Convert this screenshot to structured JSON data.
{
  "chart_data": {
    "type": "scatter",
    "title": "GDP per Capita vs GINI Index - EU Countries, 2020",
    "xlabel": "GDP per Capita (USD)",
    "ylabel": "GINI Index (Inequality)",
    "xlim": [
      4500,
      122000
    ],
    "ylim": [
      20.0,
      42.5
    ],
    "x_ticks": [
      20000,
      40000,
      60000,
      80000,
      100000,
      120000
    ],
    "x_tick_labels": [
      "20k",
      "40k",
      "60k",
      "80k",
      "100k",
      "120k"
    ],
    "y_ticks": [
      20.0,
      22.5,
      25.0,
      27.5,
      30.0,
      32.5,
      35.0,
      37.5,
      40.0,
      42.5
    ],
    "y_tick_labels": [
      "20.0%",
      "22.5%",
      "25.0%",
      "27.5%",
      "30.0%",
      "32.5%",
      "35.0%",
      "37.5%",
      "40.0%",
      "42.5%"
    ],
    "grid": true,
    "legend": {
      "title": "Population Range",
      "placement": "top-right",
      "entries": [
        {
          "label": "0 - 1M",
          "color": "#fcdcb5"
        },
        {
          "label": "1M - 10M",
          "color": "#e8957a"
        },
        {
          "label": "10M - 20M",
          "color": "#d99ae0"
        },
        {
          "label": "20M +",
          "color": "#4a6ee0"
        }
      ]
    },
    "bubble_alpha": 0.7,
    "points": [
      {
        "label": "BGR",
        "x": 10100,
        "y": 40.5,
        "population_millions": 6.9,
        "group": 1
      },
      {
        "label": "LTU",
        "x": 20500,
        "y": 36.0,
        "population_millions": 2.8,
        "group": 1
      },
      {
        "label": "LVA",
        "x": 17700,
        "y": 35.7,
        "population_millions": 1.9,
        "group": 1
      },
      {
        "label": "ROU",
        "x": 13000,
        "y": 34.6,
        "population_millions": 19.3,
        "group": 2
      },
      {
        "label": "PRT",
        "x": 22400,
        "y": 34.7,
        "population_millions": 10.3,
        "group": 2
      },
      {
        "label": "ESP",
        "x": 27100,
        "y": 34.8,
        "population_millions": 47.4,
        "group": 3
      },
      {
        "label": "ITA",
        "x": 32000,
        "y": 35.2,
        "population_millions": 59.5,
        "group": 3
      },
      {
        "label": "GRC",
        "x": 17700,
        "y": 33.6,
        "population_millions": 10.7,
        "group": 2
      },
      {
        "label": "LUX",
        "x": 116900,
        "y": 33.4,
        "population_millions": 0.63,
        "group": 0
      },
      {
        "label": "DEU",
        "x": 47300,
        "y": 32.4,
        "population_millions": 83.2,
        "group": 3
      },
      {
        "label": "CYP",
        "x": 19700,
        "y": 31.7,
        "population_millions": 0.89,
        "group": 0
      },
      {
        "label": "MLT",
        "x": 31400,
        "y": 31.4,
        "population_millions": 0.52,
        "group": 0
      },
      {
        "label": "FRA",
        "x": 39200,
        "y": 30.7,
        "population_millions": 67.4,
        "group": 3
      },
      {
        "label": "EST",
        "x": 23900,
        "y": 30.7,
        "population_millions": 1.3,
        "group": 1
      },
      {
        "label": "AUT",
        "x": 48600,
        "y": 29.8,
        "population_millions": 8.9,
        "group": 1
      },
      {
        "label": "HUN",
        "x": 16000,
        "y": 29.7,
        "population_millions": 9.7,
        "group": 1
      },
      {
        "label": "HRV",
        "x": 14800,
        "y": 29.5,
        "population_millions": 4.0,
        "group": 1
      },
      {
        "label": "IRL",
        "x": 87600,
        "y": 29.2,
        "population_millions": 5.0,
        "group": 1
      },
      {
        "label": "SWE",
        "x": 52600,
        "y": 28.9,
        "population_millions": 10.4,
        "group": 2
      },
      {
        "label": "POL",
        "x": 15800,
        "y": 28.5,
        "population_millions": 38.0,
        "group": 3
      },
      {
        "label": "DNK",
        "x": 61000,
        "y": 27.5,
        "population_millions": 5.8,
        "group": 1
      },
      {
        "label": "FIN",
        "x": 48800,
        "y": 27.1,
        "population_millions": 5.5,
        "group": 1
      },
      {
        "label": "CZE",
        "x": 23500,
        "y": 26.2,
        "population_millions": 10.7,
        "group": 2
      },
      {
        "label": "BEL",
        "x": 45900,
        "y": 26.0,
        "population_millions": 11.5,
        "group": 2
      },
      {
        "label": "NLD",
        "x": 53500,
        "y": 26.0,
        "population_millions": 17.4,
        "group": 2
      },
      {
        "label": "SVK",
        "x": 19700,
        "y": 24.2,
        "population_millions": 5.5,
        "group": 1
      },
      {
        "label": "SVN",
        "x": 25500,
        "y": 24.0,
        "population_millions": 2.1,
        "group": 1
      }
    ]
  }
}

○ ○ ○ ○ ○ ○ ○

## Written request
Note every line above where the string "color" shows up, and copy those lines.

## Exercise solution
          "color": "#fcdcb5"
          "color": "#e8957a"
          "color": "#d99ae0"
          "color": "#4a6ee0"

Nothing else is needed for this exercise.